▶ **Set task**
Repeat every record below exactly as written.

▶ **Exercise materials**
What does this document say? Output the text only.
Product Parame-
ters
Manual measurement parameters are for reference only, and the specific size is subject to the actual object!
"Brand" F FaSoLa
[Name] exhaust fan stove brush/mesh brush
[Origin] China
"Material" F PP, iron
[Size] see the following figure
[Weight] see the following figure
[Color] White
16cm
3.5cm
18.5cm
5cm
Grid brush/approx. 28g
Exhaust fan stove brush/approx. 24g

▶ **Complete answer**
What does this document say? Output the text only.
Product Parame-
ters
Manual measurement parameters are for reference only, and the specific size is subject to the actual object!
"Brand" F FaSoLa
[Name] exhaust fan stove brush/mesh brush
[Origin] China
"Material" F PP, iron
[Size] see the following figure
[Weight] see the following figure
[Color] White
16cm
3.5cm
18.5cm
5cm
Grid brush/approx. 28g
Exhaust fan stove brush/approx. 24g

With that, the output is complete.